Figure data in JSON
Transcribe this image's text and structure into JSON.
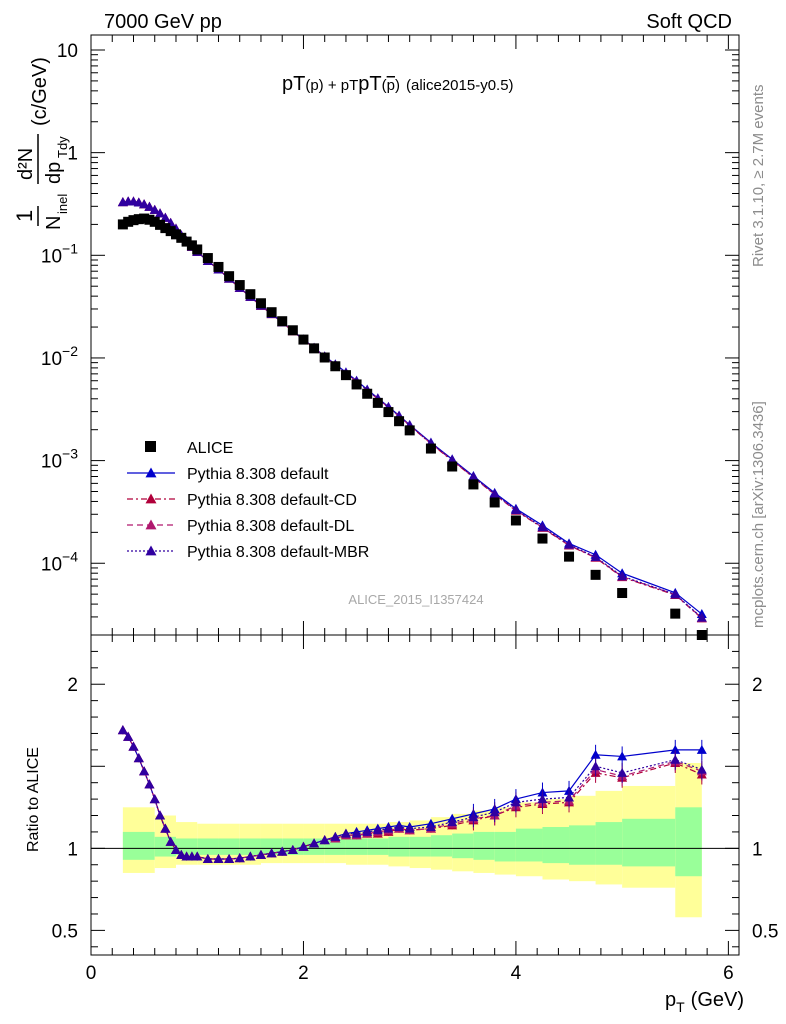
{
  "header": {
    "left": "7000 GeV pp",
    "right": "Soft QCD"
  },
  "plot_title": {
    "pt1": "pT",
    "p1": "(p)",
    "plus": " + pT",
    "p2": "(",
    "pbar": "p",
    "p3": ")",
    "tag": "(alice2015-y0.5)"
  },
  "side_labels": {
    "rivet": "Rivet 3.1.10, ≥ 2.7M events",
    "mcplots": "mcplots.cern.ch [arXiv:1306.3436]"
  },
  "analysis_tag": "ALICE_2015_I1357424",
  "yaxis_main": {
    "one": "1",
    "num": "d²N",
    "den_pre": "N",
    "den_sub": "inel",
    "den_mid": "dp",
    "den_sub2": "Tdy",
    "unit": "(c/GeV)"
  },
  "yaxis_ratio": "Ratio to ALICE",
  "xaxis": {
    "label": "p",
    "sub": "T",
    "unit": "(GeV)"
  },
  "chart_data": [
    {
      "type": "scatter",
      "title": "pT(p) + pT(p̄) (alice2015-y0.5)",
      "xlabel": "pT (GeV)",
      "ylabel": "1/Ninel d²N/dpTdy (c/GeV)",
      "yscale": "log",
      "xlim": [
        0,
        6.1
      ],
      "ylim": [
        2e-05,
        14
      ],
      "x_ticks": [
        "0",
        "2",
        "4",
        "6"
      ],
      "y_ticks": [
        "10",
        "1",
        "10⁻¹",
        "10⁻²",
        "10⁻³",
        "10⁻⁴"
      ],
      "legend_position": "bottom-left",
      "x": [
        0.3,
        0.35,
        0.4,
        0.45,
        0.5,
        0.55,
        0.6,
        0.65,
        0.7,
        0.75,
        0.8,
        0.85,
        0.9,
        0.95,
        1.0,
        1.1,
        1.2,
        1.3,
        1.4,
        1.5,
        1.6,
        1.7,
        1.8,
        1.9,
        2.0,
        2.1,
        2.2,
        2.3,
        2.4,
        2.5,
        2.6,
        2.7,
        2.8,
        2.9,
        3.0,
        3.2,
        3.4,
        3.6,
        3.8,
        4.0,
        4.25,
        4.5,
        4.75,
        5.0,
        5.5,
        6.0
      ],
      "series": [
        {
          "name": "ALICE",
          "color": "#000000",
          "marker": "square",
          "line": "none",
          "values": [
            0.2,
            0.212,
            0.22,
            0.225,
            0.228,
            0.222,
            0.212,
            0.198,
            0.184,
            0.172,
            0.16,
            0.148,
            0.136,
            0.125,
            0.114,
            0.094,
            0.077,
            0.0626,
            0.0513,
            0.0418,
            0.0341,
            0.0279,
            0.0228,
            0.0186,
            0.0151,
            0.0124,
            0.0101,
            0.0083,
            0.0068,
            0.00552,
            0.00448,
            0.00365,
            0.00297,
            0.00242,
            0.00197,
            0.00131,
            0.000876,
            0.000586,
            0.000391,
            0.000261,
            0.000174,
            0.000116,
            7.71e-05,
            5.13e-05,
            3.23e-05,
            2e-05
          ]
        },
        {
          "name": "Pythia 8.308 default",
          "color": "#0000cc",
          "marker": "triangle",
          "line": "solid",
          "values": [
            0.33,
            0.335,
            0.334,
            0.327,
            0.314,
            0.297,
            0.277,
            0.256,
            0.232,
            0.207,
            0.182,
            0.157,
            0.138,
            0.121,
            0.108,
            0.088,
            0.0728,
            0.0595,
            0.0482,
            0.0397,
            0.0327,
            0.0271,
            0.0224,
            0.0184,
            0.0152,
            0.0126,
            0.0104,
            0.00869,
            0.00725,
            0.00602,
            0.00493,
            0.00406,
            0.00335,
            0.00275,
            0.00223,
            0.0015,
            0.00103,
            0.000707,
            0.000485,
            0.00034,
            0.000234,
            0.000156,
            0.000121,
            8e-05,
            5.15e-05,
            3.2e-05
          ]
        },
        {
          "name": "Pythia 8.308 default-CD",
          "color": "#b0003a",
          "marker": "triangle",
          "line": "dashdot",
          "values": [
            0.33,
            0.335,
            0.334,
            0.327,
            0.314,
            0.297,
            0.277,
            0.256,
            0.232,
            0.207,
            0.182,
            0.157,
            0.138,
            0.121,
            0.108,
            0.088,
            0.0728,
            0.0592,
            0.048,
            0.0393,
            0.0322,
            0.0267,
            0.0222,
            0.0182,
            0.0151,
            0.0125,
            0.0103,
            0.00855,
            0.0071,
            0.0059,
            0.00483,
            0.00398,
            0.00328,
            0.0027,
            0.00219,
            0.00146,
            0.001,
            0.000686,
            0.000468,
            0.000325,
            0.000221,
            0.000149,
            0.000113,
            7.32e-05,
            4.9e-05,
            2.9e-05
          ]
        },
        {
          "name": "Pythia 8.308 default-DL",
          "color": "#b0186e",
          "marker": "triangle",
          "line": "dashed",
          "values": [
            0.33,
            0.335,
            0.334,
            0.327,
            0.314,
            0.297,
            0.277,
            0.256,
            0.232,
            0.207,
            0.182,
            0.157,
            0.138,
            0.121,
            0.108,
            0.088,
            0.0728,
            0.0592,
            0.048,
            0.0393,
            0.0322,
            0.0267,
            0.0222,
            0.0182,
            0.0151,
            0.0125,
            0.0103,
            0.00855,
            0.00712,
            0.00592,
            0.00485,
            0.004,
            0.0033,
            0.00271,
            0.0022,
            0.00147,
            0.00101,
            0.00069,
            0.00047,
            0.000328,
            0.000223,
            0.00015,
            0.000114,
            7.4e-05,
            4.95e-05,
            2.93e-05
          ]
        },
        {
          "name": "Pythia 8.308 default-MBR",
          "color": "#3000a0",
          "marker": "triangle",
          "line": "dotted",
          "values": [
            0.33,
            0.335,
            0.334,
            0.327,
            0.314,
            0.297,
            0.277,
            0.256,
            0.232,
            0.207,
            0.182,
            0.157,
            0.138,
            0.121,
            0.108,
            0.088,
            0.0728,
            0.0593,
            0.0481,
            0.0394,
            0.0323,
            0.0268,
            0.0222,
            0.0183,
            0.0151,
            0.0125,
            0.0103,
            0.00858,
            0.00715,
            0.00594,
            0.00487,
            0.00401,
            0.00331,
            0.00272,
            0.00221,
            0.00148,
            0.00102,
            0.000695,
            0.000475,
            0.00033,
            0.000225,
            0.000152,
            0.000115,
            7.48e-05,
            4.98e-05,
            2.95e-05
          ]
        }
      ]
    },
    {
      "type": "scatter",
      "ylabel": "Ratio to ALICE",
      "xlabel": "pT (GeV)",
      "xlim": [
        0,
        6.1
      ],
      "ylim": [
        0.35,
        2.3
      ],
      "y_ticks": [
        "0.5",
        "1",
        "2"
      ],
      "x_ticks": [
        "0",
        "2",
        "4",
        "6"
      ],
      "x": [
        0.3,
        0.35,
        0.4,
        0.45,
        0.5,
        0.55,
        0.6,
        0.65,
        0.7,
        0.75,
        0.8,
        0.85,
        0.9,
        0.95,
        1.0,
        1.1,
        1.2,
        1.3,
        1.4,
        1.5,
        1.6,
        1.7,
        1.8,
        1.9,
        2.0,
        2.1,
        2.2,
        2.3,
        2.4,
        2.5,
        2.6,
        2.7,
        2.8,
        2.9,
        3.0,
        3.2,
        3.4,
        3.6,
        3.8,
        4.0,
        4.25,
        4.5,
        4.75,
        5.0,
        5.5,
        6.0
      ],
      "bands": {
        "bin_edges": [
          0.3,
          0.6,
          0.8,
          1.0,
          1.2,
          1.4,
          1.6,
          1.8,
          2.0,
          2.2,
          2.4,
          2.6,
          2.8,
          3.0,
          3.2,
          3.4,
          3.6,
          3.8,
          4.0,
          4.25,
          4.5,
          4.75,
          5.0,
          5.5,
          6.0
        ],
        "inner_stat_lo": [
          0.93,
          0.95,
          0.96,
          0.96,
          0.96,
          0.96,
          0.96,
          0.96,
          0.96,
          0.96,
          0.96,
          0.96,
          0.95,
          0.95,
          0.95,
          0.94,
          0.93,
          0.92,
          0.92,
          0.91,
          0.9,
          0.9,
          0.89,
          0.83
        ],
        "inner_stat_hi": [
          1.1,
          1.07,
          1.06,
          1.06,
          1.06,
          1.06,
          1.06,
          1.06,
          1.06,
          1.06,
          1.06,
          1.06,
          1.07,
          1.07,
          1.08,
          1.09,
          1.1,
          1.1,
          1.12,
          1.13,
          1.14,
          1.16,
          1.18,
          1.25
        ],
        "outer_sys_lo": [
          0.85,
          0.88,
          0.9,
          0.9,
          0.9,
          0.9,
          0.91,
          0.91,
          0.91,
          0.91,
          0.9,
          0.9,
          0.89,
          0.88,
          0.87,
          0.86,
          0.85,
          0.84,
          0.83,
          0.81,
          0.8,
          0.78,
          0.76,
          0.58
        ],
        "outer_sys_hi": [
          1.25,
          1.2,
          1.16,
          1.15,
          1.15,
          1.15,
          1.15,
          1.15,
          1.15,
          1.15,
          1.15,
          1.15,
          1.16,
          1.17,
          1.19,
          1.21,
          1.23,
          1.25,
          1.28,
          1.3,
          1.32,
          1.35,
          1.38,
          1.52
        ]
      },
      "series": [
        {
          "name": "Pythia 8.308 default",
          "color": "#0000cc",
          "values": [
            1.72,
            1.68,
            1.62,
            1.55,
            1.47,
            1.39,
            1.3,
            1.2,
            1.12,
            1.04,
            0.99,
            0.96,
            0.95,
            0.95,
            0.95,
            0.935,
            0.935,
            0.935,
            0.94,
            0.95,
            0.96,
            0.97,
            0.98,
            0.99,
            1.01,
            1.03,
            1.05,
            1.07,
            1.09,
            1.1,
            1.11,
            1.12,
            1.13,
            1.14,
            1.13,
            1.15,
            1.18,
            1.21,
            1.24,
            1.3,
            1.34,
            1.35,
            1.57,
            1.56,
            1.6,
            1.6
          ]
        },
        {
          "name": "Pythia 8.308 default-CD",
          "color": "#b0003a",
          "values": [
            1.72,
            1.68,
            1.62,
            1.55,
            1.47,
            1.39,
            1.3,
            1.2,
            1.12,
            1.04,
            0.99,
            0.96,
            0.95,
            0.95,
            0.95,
            0.935,
            0.935,
            0.935,
            0.94,
            0.95,
            0.96,
            0.97,
            0.98,
            0.99,
            1.01,
            1.03,
            1.05,
            1.06,
            1.08,
            1.08,
            1.09,
            1.09,
            1.1,
            1.12,
            1.11,
            1.12,
            1.14,
            1.17,
            1.2,
            1.25,
            1.27,
            1.28,
            1.46,
            1.43,
            1.52,
            1.45
          ]
        },
        {
          "name": "Pythia 8.308 default-DL",
          "color": "#b0186e",
          "values": [
            1.72,
            1.68,
            1.62,
            1.55,
            1.47,
            1.39,
            1.3,
            1.2,
            1.12,
            1.04,
            0.99,
            0.96,
            0.95,
            0.95,
            0.95,
            0.935,
            0.935,
            0.935,
            0.94,
            0.95,
            0.96,
            0.97,
            0.98,
            0.99,
            1.01,
            1.03,
            1.05,
            1.06,
            1.08,
            1.08,
            1.09,
            1.1,
            1.11,
            1.12,
            1.11,
            1.12,
            1.15,
            1.18,
            1.2,
            1.26,
            1.28,
            1.29,
            1.48,
            1.44,
            1.53,
            1.47
          ]
        },
        {
          "name": "Pythia 8.308 default-MBR",
          "color": "#3000a0",
          "values": [
            1.72,
            1.68,
            1.62,
            1.55,
            1.47,
            1.39,
            1.3,
            1.2,
            1.12,
            1.04,
            0.99,
            0.96,
            0.95,
            0.95,
            0.95,
            0.935,
            0.935,
            0.935,
            0.94,
            0.95,
            0.96,
            0.97,
            0.98,
            0.99,
            1.01,
            1.03,
            1.05,
            1.07,
            1.09,
            1.09,
            1.1,
            1.11,
            1.12,
            1.13,
            1.12,
            1.13,
            1.16,
            1.19,
            1.22,
            1.28,
            1.3,
            1.31,
            1.5,
            1.46,
            1.54,
            1.48
          ]
        }
      ]
    }
  ]
}
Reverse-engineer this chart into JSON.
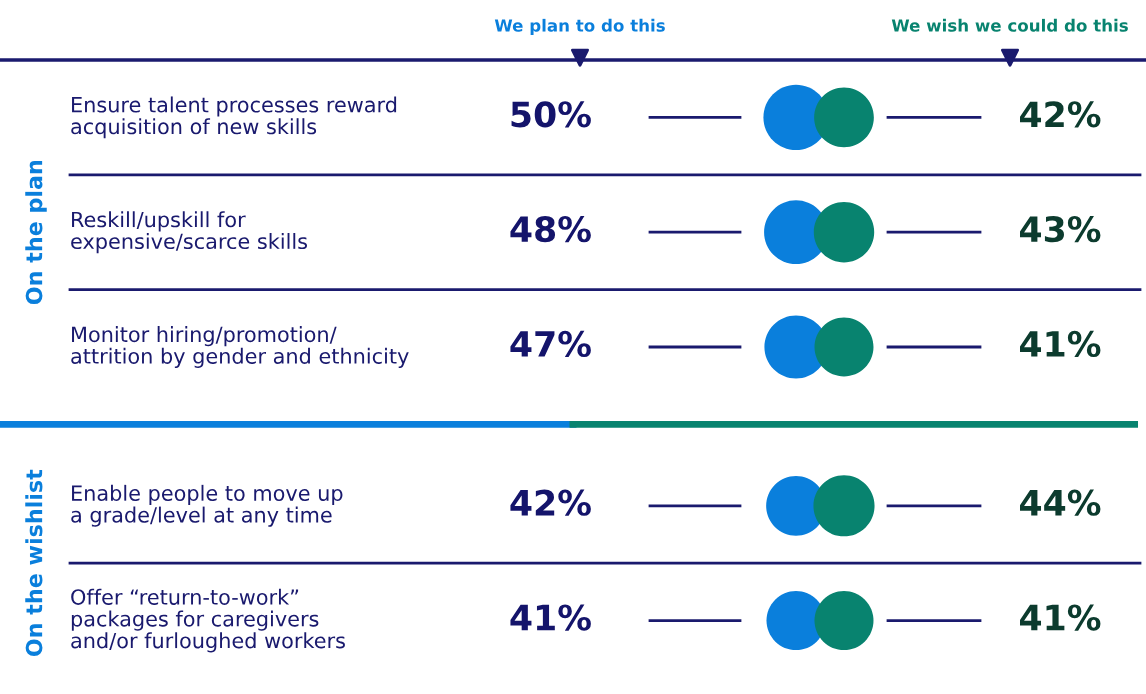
{
  "chart_data": [
    {
      "type": "other",
      "ylabel": "On the plan",
      "categories": [
        "Ensure talent processes reward\nacquisition of new skills",
        "Reskill/upskill for\nexpensive/scarce skills",
        "Monitor hiring/promotion/\nattrition by gender and ethnicity"
      ],
      "series": [
        {
          "name": "We plan to do this",
          "color": "#0a7fdc",
          "values": [
            50,
            48,
            47
          ],
          "value_labels": [
            "50%",
            "48%",
            "47%"
          ]
        },
        {
          "name": "We wish we could do this",
          "color": "#08836f",
          "values": [
            42,
            43,
            41
          ],
          "value_labels": [
            "42%",
            "43%",
            "41%"
          ]
        }
      ],
      "data_labels": true
    },
    {
      "type": "other",
      "ylabel": "On the wishlist",
      "categories": [
        "Enable people to move up\na grade/level at any time",
        "Offer “return-to-work”\npackages for caregivers\nand/or furloughed workers"
      ],
      "series": [
        {
          "color": "#0a7fdc",
          "values": [
            42,
            41
          ],
          "value_labels": [
            "42%",
            "41%"
          ]
        },
        {
          "color": "#08836f",
          "values": [
            44,
            41
          ],
          "value_labels": [
            "44%",
            "41%"
          ]
        }
      ],
      "data_labels": true
    }
  ]
}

## GIVEN REQUEST
Show every line above in which the word "Ratio" occurs.

## WRITTEN RESPONSE
  "yaxis_ratio": "Ratio to ALICE",
      "ylabel": "Ratio to ALICE",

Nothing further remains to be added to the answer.